Task instructions: Extract all of the entries and set them down verbatim.

Records to use:

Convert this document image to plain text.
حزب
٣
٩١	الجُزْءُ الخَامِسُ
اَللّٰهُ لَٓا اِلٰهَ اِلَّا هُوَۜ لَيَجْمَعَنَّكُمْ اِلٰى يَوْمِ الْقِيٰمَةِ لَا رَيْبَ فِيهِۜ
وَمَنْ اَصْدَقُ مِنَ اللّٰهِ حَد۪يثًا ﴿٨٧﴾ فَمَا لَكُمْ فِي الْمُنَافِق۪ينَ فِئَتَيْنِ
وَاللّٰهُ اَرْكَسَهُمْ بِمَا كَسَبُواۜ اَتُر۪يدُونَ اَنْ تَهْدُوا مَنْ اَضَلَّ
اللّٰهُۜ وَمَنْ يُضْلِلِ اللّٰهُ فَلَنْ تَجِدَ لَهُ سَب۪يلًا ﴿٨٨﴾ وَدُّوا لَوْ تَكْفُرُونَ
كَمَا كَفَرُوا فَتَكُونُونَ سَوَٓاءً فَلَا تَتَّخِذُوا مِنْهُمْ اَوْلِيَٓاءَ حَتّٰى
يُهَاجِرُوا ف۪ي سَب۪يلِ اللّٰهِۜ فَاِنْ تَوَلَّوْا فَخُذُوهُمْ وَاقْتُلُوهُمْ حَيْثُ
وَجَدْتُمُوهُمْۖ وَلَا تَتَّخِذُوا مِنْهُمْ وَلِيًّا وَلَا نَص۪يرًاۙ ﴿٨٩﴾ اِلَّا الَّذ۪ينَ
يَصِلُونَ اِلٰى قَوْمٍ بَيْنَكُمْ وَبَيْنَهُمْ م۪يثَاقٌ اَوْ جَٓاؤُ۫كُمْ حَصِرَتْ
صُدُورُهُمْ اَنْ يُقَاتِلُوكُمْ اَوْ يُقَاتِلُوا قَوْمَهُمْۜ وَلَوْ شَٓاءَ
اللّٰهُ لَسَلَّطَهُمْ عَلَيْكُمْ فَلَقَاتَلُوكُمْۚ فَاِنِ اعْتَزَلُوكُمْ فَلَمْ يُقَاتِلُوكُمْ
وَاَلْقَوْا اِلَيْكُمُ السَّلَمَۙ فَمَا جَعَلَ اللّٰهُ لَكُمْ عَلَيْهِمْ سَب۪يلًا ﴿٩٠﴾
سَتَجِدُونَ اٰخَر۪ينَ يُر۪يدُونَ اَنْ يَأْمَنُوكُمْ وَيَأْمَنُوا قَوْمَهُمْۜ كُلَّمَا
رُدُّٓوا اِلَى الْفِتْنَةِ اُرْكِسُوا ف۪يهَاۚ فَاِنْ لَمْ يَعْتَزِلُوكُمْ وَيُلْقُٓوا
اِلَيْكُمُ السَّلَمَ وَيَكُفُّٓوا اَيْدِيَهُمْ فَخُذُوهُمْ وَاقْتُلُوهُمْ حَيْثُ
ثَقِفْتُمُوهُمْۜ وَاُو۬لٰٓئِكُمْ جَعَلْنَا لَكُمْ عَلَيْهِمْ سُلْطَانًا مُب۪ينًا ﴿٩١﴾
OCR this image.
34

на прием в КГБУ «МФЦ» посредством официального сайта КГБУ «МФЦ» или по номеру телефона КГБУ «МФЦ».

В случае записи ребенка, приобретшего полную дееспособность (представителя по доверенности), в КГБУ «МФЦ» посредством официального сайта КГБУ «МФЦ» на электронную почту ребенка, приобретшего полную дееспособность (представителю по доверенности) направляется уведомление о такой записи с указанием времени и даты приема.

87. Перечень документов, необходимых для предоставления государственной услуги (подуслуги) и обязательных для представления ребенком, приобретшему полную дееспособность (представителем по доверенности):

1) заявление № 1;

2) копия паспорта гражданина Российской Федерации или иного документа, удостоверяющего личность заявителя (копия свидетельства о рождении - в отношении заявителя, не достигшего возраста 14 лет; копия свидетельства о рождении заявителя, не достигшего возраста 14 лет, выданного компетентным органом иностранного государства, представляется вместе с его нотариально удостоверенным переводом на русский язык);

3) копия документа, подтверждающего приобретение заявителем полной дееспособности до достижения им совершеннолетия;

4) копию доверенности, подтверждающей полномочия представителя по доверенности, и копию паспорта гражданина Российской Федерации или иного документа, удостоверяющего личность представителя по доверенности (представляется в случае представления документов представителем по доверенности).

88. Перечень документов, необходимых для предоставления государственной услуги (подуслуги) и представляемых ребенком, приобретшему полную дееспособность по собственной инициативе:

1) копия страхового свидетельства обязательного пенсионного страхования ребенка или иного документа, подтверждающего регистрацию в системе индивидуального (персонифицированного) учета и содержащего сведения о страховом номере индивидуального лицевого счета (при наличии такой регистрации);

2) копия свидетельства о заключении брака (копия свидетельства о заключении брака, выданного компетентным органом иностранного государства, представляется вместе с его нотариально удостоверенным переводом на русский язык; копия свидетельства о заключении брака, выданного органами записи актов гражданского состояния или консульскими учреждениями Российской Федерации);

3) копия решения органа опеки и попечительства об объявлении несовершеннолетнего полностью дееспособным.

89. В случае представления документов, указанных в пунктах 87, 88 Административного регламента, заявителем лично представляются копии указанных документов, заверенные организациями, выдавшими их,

Task response:
Convert this document image to plain text.
حزب
٣
٩١	الجُزْءُ الخَامِسُ
اَللّٰهُ لَٓا اِلٰهَ اِلَّا هُوَۜ لَيَجْمَعَنَّكُمْ اِلٰى يَوْمِ الْقِيٰمَةِ لَا رَيْبَ فِيهِۜ
وَمَنْ اَصْدَقُ مِنَ اللّٰهِ حَد۪يثًا ﴿٨٧﴾ فَمَا لَكُمْ فِي الْمُنَافِق۪ينَ فِئَتَيْنِ
وَاللّٰهُ اَرْكَسَهُمْ بِمَا كَسَبُواۜ اَتُر۪يدُونَ اَنْ تَهْدُوا مَنْ اَضَلَّ
اللّٰهُۜ وَمَنْ يُضْلِلِ اللّٰهُ فَلَنْ تَجِدَ لَهُ سَب۪يلًا ﴿٨٨﴾ وَدُّوا لَوْ تَكْفُرُونَ
كَمَا كَفَرُوا فَتَكُونُونَ سَوَٓاءً فَلَا تَتَّخِذُوا مِنْهُمْ اَوْلِيَٓاءَ حَتّٰى
يُهَاجِرُوا ف۪ي سَب۪يلِ اللّٰهِۜ فَاِنْ تَوَلَّوْا فَخُذُوهُمْ وَاقْتُلُوهُمْ حَيْثُ
وَجَدْتُمُوهُمْۖ وَلَا تَتَّخِذُوا مِنْهُمْ وَلِيًّا وَلَا نَص۪يرًاۙ ﴿٨٩﴾ اِلَّا الَّذ۪ينَ
يَصِلُونَ اِلٰى قَوْمٍ بَيْنَكُمْ وَبَيْنَهُمْ م۪يثَاقٌ اَوْ جَٓاؤُ۫كُمْ حَصِرَتْ
صُدُورُهُمْ اَنْ يُقَاتِلُوكُمْ اَوْ يُقَاتِلُوا قَوْمَهُمْۜ وَلَوْ شَٓاءَ
اللّٰهُ لَسَلَّطَهُمْ عَلَيْكُمْ فَلَقَاتَلُوكُمْۚ فَاِنِ اعْتَزَلُوكُمْ فَلَمْ يُقَاتِلُوكُمْ
وَاَلْقَوْا اِلَيْكُمُ السَّلَمَۙ فَمَا جَعَلَ اللّٰهُ لَكُمْ عَلَيْهِمْ سَب۪يلًا ﴿٩٠﴾
سَتَجِدُونَ اٰخَر۪ينَ يُر۪يدُونَ اَنْ يَأْمَنُوكُمْ وَيَأْمَنُوا قَوْمَهُمْۜ كُلَّمَا
رُدُّٓوا اِلَى الْفِتْنَةِ اُرْكِسُوا ف۪يهَاۚ فَاِنْ لَمْ يَعْتَزِلُوكُمْ وَيُلْقُٓوا
اِلَيْكُمُ السَّلَمَ وَيَكُفُّٓوا اَيْدِيَهُمْ فَخُذُوهُمْ وَاقْتُلُوهُمْ حَيْثُ
ثَقِفْتُمُوهُمْۜ وَاُو۬لٰٓئِكُمْ جَعَلْنَا لَكُمْ عَلَيْهِمْ سُلْطَانًا مُب۪ينًا ﴿٩١﴾
OCR this image.
34

на прием в КГБУ «МФЦ» посредством официального сайта КГБУ «МФЦ» или по номеру телефона КГБУ «МФЦ».

В случае записи ребенка, приобретшего полную дееспособность (представителя по доверенности), в КГБУ «МФЦ» посредством официального сайта КГБУ «МФЦ» на электронную почту ребенка, приобретшего полную дееспособность (представителю по доверенности) направляется уведомление о такой записи с указанием времени и даты приема.

87. Перечень документов, необходимых для предоставления государственной услуги (подуслуги) и обязательных для представления ребенком, приобретшему полную дееспособность (представителем по доверенности):

1) заявление № 1;

2) копия паспорта гражданина Российской Федерации или иного документа, удостоверяющего личность заявителя (копия свидетельства о рождении - в отношении заявителя, не достигшего возраста 14 лет; копия свидетельства о рождении заявителя, не достигшего возраста 14 лет, выданного компетентным органом иностранного государства, представляется вместе с его нотариально удостоверенным переводом на русский язык);

3) копия документа, подтверждающего приобретение заявителем полной дееспособности до достижения им совершеннолетия;

4) копию доверенности, подтверждающей полномочия представителя по доверенности, и копию паспорта гражданина Российской Федерации или иного документа, удостоверяющего личность представителя по доверенности (представляется в случае представления документов представителем по доверенности).

88. Перечень документов, необходимых для предоставления государственной услуги (подуслуги) и представляемых ребенком, приобретшему полную дееспособность по собственной инициативе:

1) копия страхового свидетельства обязательного пенсионного страхования ребенка или иного документа, подтверждающего регистрацию в системе индивидуального (персонифицированного) учета и содержащего сведения о страховом номере индивидуального лицевого счета (при наличии такой регистрации);

2) копия свидетельства о заключении брака (копия свидетельства о заключении брака, выданного компетентным органом иностранного государства, представляется вместе с его нотариально удостоверенным переводом на русский язык; копия свидетельства о заключении брака, выданного органами записи актов гражданского состояния или консульскими учреждениями Российской Федерации);

3) копия решения органа опеки и попечительства об объявлении несовершеннолетнего полностью дееспособным.

89. В случае представления документов, указанных в пунктах 87, 88 Административного регламента, заявителем лично представляются копии указанных документов, заверенные организациями, выдавшими их,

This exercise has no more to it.